• _Provided records_
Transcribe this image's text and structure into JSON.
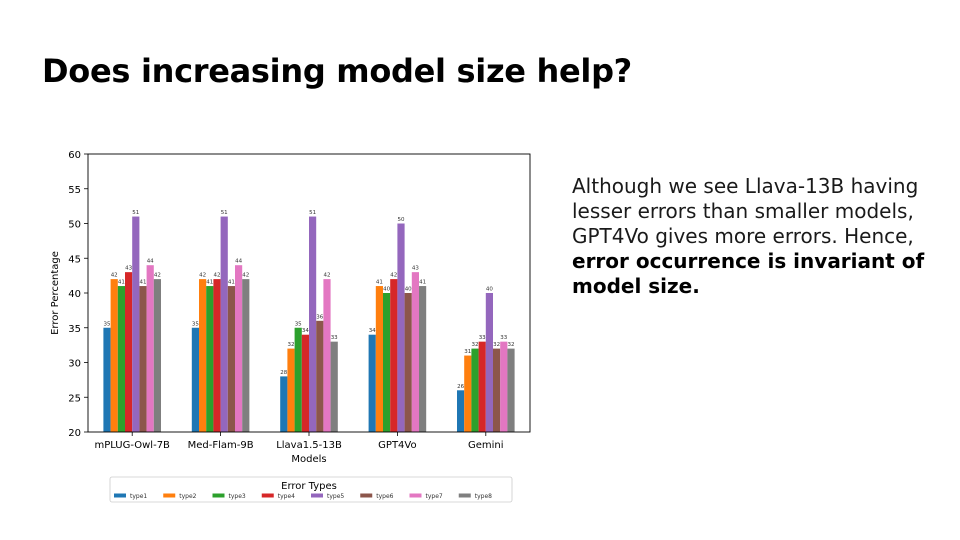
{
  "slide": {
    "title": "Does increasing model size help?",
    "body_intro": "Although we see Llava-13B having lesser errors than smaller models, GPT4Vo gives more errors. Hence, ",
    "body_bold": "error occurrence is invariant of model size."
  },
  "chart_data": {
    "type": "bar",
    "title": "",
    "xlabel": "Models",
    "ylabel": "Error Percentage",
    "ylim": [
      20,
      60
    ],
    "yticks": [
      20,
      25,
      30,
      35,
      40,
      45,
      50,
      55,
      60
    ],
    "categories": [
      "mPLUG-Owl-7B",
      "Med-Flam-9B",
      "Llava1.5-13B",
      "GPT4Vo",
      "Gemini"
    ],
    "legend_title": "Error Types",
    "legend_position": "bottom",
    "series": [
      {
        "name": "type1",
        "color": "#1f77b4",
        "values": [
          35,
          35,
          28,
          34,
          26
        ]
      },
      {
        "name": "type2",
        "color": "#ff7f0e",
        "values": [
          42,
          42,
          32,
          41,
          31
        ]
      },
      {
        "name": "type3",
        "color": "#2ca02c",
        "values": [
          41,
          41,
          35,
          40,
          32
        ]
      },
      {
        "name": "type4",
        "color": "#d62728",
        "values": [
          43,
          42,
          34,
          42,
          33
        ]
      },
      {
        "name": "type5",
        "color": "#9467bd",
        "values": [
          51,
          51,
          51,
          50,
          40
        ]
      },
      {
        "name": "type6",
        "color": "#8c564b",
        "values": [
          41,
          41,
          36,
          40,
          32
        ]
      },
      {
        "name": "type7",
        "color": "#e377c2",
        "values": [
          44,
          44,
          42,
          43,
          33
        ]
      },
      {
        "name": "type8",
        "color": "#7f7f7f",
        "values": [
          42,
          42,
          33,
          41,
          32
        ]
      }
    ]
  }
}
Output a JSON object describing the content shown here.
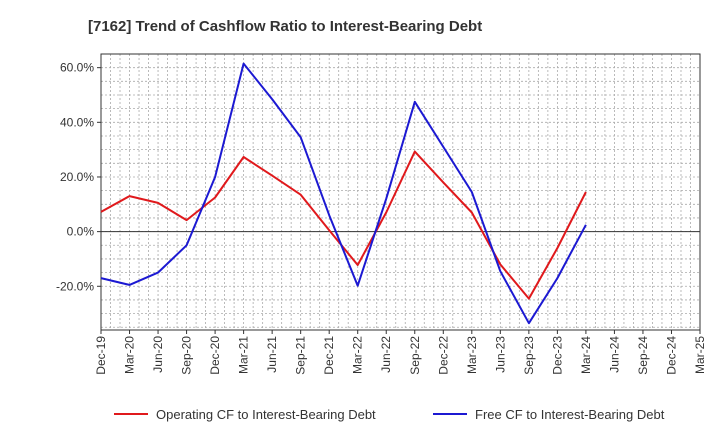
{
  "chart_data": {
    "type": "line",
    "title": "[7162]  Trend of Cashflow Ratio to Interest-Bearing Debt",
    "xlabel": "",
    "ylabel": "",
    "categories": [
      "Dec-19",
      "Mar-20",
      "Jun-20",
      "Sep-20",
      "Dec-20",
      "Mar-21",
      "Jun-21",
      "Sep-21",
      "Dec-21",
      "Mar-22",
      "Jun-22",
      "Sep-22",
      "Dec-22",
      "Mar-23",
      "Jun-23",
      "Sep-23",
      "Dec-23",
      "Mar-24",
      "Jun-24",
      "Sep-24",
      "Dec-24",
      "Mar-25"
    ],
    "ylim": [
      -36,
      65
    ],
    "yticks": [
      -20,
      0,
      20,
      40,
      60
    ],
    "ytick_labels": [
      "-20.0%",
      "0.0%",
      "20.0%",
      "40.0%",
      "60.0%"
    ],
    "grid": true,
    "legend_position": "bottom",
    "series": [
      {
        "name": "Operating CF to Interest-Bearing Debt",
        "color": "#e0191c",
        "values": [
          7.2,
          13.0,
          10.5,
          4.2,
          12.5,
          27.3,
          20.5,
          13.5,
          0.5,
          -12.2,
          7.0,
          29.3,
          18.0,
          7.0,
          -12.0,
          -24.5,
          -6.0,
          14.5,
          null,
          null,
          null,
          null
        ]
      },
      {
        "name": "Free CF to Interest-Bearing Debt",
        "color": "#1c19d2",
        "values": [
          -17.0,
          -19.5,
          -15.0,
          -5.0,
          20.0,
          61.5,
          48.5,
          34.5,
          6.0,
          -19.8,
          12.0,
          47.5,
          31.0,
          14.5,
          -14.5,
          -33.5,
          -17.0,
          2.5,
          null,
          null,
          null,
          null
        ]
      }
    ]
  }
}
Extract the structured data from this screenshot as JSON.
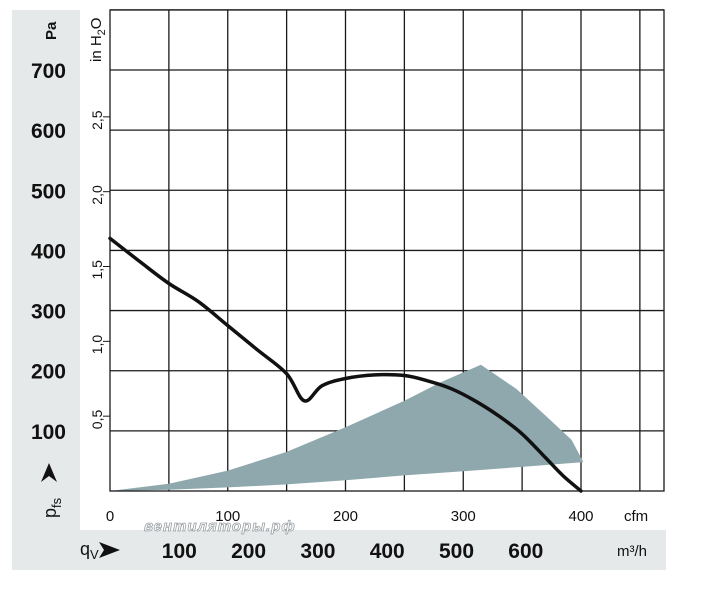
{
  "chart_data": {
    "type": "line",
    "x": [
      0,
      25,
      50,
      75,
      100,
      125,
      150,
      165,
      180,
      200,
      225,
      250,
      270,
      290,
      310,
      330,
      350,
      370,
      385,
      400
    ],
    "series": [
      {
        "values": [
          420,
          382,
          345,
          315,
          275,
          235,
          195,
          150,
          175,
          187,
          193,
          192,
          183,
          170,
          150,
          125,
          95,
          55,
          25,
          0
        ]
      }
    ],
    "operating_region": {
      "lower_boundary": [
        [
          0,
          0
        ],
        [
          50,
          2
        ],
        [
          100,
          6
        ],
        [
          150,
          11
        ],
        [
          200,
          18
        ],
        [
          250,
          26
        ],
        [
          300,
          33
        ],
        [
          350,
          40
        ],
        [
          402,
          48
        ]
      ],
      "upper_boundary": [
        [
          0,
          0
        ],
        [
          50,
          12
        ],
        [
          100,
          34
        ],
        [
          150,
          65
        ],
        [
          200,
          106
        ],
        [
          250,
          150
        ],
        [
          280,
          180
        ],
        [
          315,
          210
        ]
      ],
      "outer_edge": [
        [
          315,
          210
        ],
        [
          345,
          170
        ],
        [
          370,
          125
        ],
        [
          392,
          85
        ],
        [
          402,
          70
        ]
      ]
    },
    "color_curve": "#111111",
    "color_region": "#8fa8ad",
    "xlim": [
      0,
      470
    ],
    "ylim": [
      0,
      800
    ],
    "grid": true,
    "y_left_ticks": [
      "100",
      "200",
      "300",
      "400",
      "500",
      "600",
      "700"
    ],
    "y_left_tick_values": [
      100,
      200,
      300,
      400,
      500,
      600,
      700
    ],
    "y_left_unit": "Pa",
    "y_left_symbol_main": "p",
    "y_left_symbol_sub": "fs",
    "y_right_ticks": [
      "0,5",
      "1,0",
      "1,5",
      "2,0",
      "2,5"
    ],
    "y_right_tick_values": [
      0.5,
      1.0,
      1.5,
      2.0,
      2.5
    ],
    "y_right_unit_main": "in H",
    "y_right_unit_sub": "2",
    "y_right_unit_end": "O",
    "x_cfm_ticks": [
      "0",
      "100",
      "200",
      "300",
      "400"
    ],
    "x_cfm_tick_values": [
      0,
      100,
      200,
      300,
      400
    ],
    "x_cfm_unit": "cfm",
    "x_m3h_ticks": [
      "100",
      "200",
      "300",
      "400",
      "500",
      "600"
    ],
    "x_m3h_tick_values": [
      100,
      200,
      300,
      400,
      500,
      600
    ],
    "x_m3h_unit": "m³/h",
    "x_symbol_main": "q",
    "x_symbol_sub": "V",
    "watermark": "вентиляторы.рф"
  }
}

• _Task to complete_
Transcribe all the records above word for word, without their images.

• _Result_
Transcribe this image's text and structure into JSON.
{
  "slide": {
    "title": "Does increasing model size help?",
    "body_intro": "Although we see Llava-13B having lesser errors than smaller models, GPT4Vo gives more errors. Hence, ",
    "body_bold": "error occurrence is invariant of model size."
  },
  "chart_data": {
    "type": "bar",
    "title": "",
    "xlabel": "Models",
    "ylabel": "Error Percentage",
    "ylim": [
      20,
      60
    ],
    "yticks": [
      20,
      25,
      30,
      35,
      40,
      45,
      50,
      55,
      60
    ],
    "categories": [
      "mPLUG-Owl-7B",
      "Med-Flam-9B",
      "Llava1.5-13B",
      "GPT4Vo",
      "Gemini"
    ],
    "legend_title": "Error Types",
    "legend_position": "bottom",
    "series": [
      {
        "name": "type1",
        "color": "#1f77b4",
        "values": [
          35,
          35,
          28,
          34,
          26
        ]
      },
      {
        "name": "type2",
        "color": "#ff7f0e",
        "values": [
          42,
          42,
          32,
          41,
          31
        ]
      },
      {
        "name": "type3",
        "color": "#2ca02c",
        "values": [
          41,
          41,
          35,
          40,
          32
        ]
      },
      {
        "name": "type4",
        "color": "#d62728",
        "values": [
          43,
          42,
          34,
          42,
          33
        ]
      },
      {
        "name": "type5",
        "color": "#9467bd",
        "values": [
          51,
          51,
          51,
          50,
          40
        ]
      },
      {
        "name": "type6",
        "color": "#8c564b",
        "values": [
          41,
          41,
          36,
          40,
          32
        ]
      },
      {
        "name": "type7",
        "color": "#e377c2",
        "values": [
          44,
          44,
          42,
          43,
          33
        ]
      },
      {
        "name": "type8",
        "color": "#7f7f7f",
        "values": [
          42,
          42,
          33,
          41,
          32
        ]
      }
    ]
  }
}
Output a JSON object describing the content shown here.
{
  "chart_data": {
    "type": "line",
    "title": "[7162]  Trend of Cashflow Ratio to Interest-Bearing Debt",
    "xlabel": "",
    "ylabel": "",
    "categories": [
      "Dec-19",
      "Mar-20",
      "Jun-20",
      "Sep-20",
      "Dec-20",
      "Mar-21",
      "Jun-21",
      "Sep-21",
      "Dec-21",
      "Mar-22",
      "Jun-22",
      "Sep-22",
      "Dec-22",
      "Mar-23",
      "Jun-23",
      "Sep-23",
      "Dec-23",
      "Mar-24",
      "Jun-24",
      "Sep-24",
      "Dec-24",
      "Mar-25"
    ],
    "ylim": [
      -36,
      65
    ],
    "yticks": [
      -20,
      0,
      20,
      40,
      60
    ],
    "ytick_labels": [
      "-20.0%",
      "0.0%",
      "20.0%",
      "40.0%",
      "60.0%"
    ],
    "grid": true,
    "legend_position": "bottom",
    "series": [
      {
        "name": "Operating CF to Interest-Bearing Debt",
        "color": "#e0191c",
        "values": [
          7.2,
          13.0,
          10.5,
          4.2,
          12.5,
          27.3,
          20.5,
          13.5,
          0.5,
          -12.2,
          7.0,
          29.3,
          18.0,
          7.0,
          -12.0,
          -24.5,
          -6.0,
          14.5,
          null,
          null,
          null,
          null
        ]
      },
      {
        "name": "Free CF to Interest-Bearing Debt",
        "color": "#1c19d2",
        "values": [
          -17.0,
          -19.5,
          -15.0,
          -5.0,
          20.0,
          61.5,
          48.5,
          34.5,
          6.0,
          -19.8,
          12.0,
          47.5,
          31.0,
          14.5,
          -14.5,
          -33.5,
          -17.0,
          2.5,
          null,
          null,
          null,
          null
        ]
      }
    ]
  }
}
Extract the structured data from this screenshot as JSON.
{
  "chart_data": {
    "type": "line",
    "x": [
      0,
      25,
      50,
      75,
      100,
      125,
      150,
      165,
      180,
      200,
      225,
      250,
      270,
      290,
      310,
      330,
      350,
      370,
      385,
      400
    ],
    "series": [
      {
        "values": [
          420,
          382,
          345,
          315,
          275,
          235,
          195,
          150,
          175,
          187,
          193,
          192,
          183,
          170,
          150,
          125,
          95,
          55,
          25,
          0
        ]
      }
    ],
    "operating_region": {
      "lower_boundary": [
        [
          0,
          0
        ],
        [
          50,
          2
        ],
        [
          100,
          6
        ],
        [
          150,
          11
        ],
        [
          200,
          18
        ],
        [
          250,
          26
        ],
        [
          300,
          33
        ],
        [
          350,
          40
        ],
        [
          402,
          48
        ]
      ],
      "upper_boundary": [
        [
          0,
          0
        ],
        [
          50,
          12
        ],
        [
          100,
          34
        ],
        [
          150,
          65
        ],
        [
          200,
          106
        ],
        [
          250,
          150
        ],
        [
          280,
          180
        ],
        [
          315,
          210
        ]
      ],
      "outer_edge": [
        [
          315,
          210
        ],
        [
          345,
          170
        ],
        [
          370,
          125
        ],
        [
          392,
          85
        ],
        [
          402,
          70
        ]
      ]
    },
    "color_curve": "#111111",
    "color_region": "#8fa8ad",
    "xlim": [
      0,
      470
    ],
    "ylim": [
      0,
      800
    ],
    "grid": true,
    "y_left_ticks": [
      "100",
      "200",
      "300",
      "400",
      "500",
      "600",
      "700"
    ],
    "y_left_tick_values": [
      100,
      200,
      300,
      400,
      500,
      600,
      700
    ],
    "y_left_unit": "Pa",
    "y_left_symbol_main": "p",
    "y_left_symbol_sub": "fs",
    "y_right_ticks": [
      "0,5",
      "1,0",
      "1,5",
      "2,0",
      "2,5"
    ],
    "y_right_tick_values": [
      0.5,
      1.0,
      1.5,
      2.0,
      2.5
    ],
    "y_right_unit_main": "in H",
    "y_right_unit_sub": "2",
    "y_right_unit_end": "O",
    "x_cfm_ticks": [
      "0",
      "100",
      "200",
      "300",
      "400"
    ],
    "x_cfm_tick_values": [
      0,
      100,
      200,
      300,
      400
    ],
    "x_cfm_unit": "cfm",
    "x_m3h_ticks": [
      "100",
      "200",
      "300",
      "400",
      "500",
      "600"
    ],
    "x_m3h_tick_values": [
      100,
      200,
      300,
      400,
      500,
      600
    ],
    "x_m3h_unit": "m³/h",
    "x_symbol_main": "q",
    "x_symbol_sub": "V",
    "watermark": "вентиляторы.рф"
  }
}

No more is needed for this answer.